• **GOAL OF THE EXERCISE**
The data below needs to be returned exactly, line for line.
↓↓↓
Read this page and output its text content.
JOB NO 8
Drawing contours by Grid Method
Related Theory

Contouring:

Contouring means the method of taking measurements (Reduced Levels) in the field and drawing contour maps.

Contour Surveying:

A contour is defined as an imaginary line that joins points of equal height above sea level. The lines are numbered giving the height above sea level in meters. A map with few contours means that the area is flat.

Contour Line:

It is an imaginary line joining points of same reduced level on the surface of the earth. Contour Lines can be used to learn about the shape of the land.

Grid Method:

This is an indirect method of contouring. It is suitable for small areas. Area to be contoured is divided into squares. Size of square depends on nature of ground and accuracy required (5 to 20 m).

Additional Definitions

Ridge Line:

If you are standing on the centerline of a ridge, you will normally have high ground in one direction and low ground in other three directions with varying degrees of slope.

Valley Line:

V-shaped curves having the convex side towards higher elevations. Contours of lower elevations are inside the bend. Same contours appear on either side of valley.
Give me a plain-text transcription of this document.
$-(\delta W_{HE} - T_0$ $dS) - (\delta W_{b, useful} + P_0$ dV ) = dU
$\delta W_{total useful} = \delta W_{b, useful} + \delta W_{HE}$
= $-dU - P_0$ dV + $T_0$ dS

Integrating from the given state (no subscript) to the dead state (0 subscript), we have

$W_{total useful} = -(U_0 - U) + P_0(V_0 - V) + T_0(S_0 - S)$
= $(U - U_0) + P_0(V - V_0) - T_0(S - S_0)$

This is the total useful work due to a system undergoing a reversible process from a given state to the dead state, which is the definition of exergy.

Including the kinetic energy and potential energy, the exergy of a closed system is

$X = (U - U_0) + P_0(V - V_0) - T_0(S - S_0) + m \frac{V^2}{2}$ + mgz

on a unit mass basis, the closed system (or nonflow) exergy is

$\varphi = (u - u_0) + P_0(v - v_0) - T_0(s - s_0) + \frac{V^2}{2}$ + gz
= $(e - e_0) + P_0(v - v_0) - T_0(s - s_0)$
↑↑↑
• **SOLUTION FOR THIS EXERCISE**
Read this page and output its text content.
JOB NO 8
Drawing contours by Grid Method
Related Theory

Contouring:

Contouring means the method of taking measurements (Reduced Levels) in the field and drawing contour maps.

Contour Surveying:

A contour is defined as an imaginary line that joins points of equal height above sea level. The lines are numbered giving the height above sea level in meters. A map with few contours means that the area is flat.

Contour Line:

It is an imaginary line joining points of same reduced level on the surface of the earth. Contour Lines can be used to learn about the shape of the land.

Grid Method:

This is an indirect method of contouring. It is suitable for small areas. Area to be contoured is divided into squares. Size of square depends on nature of ground and accuracy required (5 to 20 m).

Additional Definitions

Ridge Line:

If you are standing on the centerline of a ridge, you will normally have high ground in one direction and low ground in other three directions with varying degrees of slope.

Valley Line:

V-shaped curves having the convex side towards higher elevations. Contours of lower elevations are inside the bend. Same contours appear on either side of valley.
Give me a plain-text transcription of this document.
$-(\delta W_{HE} - T_0$ $dS) - (\delta W_{b, useful} + P_0$ dV ) = dU
$\delta W_{total useful} = \delta W_{b, useful} + \delta W_{HE}$
= $-dU - P_0$ dV + $T_0$ dS

Integrating from the given state (no subscript) to the dead state (0 subscript), we have

$W_{total useful} = -(U_0 - U) + P_0(V_0 - V) + T_0(S_0 - S)$
= $(U - U_0) + P_0(V - V_0) - T_0(S - S_0)$

This is the total useful work due to a system undergoing a reversible process from a given state to the dead state, which is the definition of exergy.

Including the kinetic energy and potential energy, the exergy of a closed system is

$X = (U - U_0) + P_0(V - V_0) - T_0(S - S_0) + m \frac{V^2}{2}$ + mgz

on a unit mass basis, the closed system (or nonflow) exergy is

$\varphi = (u - u_0) + P_0(v - v_0) - T_0(s - s_0) + \frac{V^2}{2}$ + gz
= $(e - e_0) + P_0(v - v_0) - T_0(s - s_0)$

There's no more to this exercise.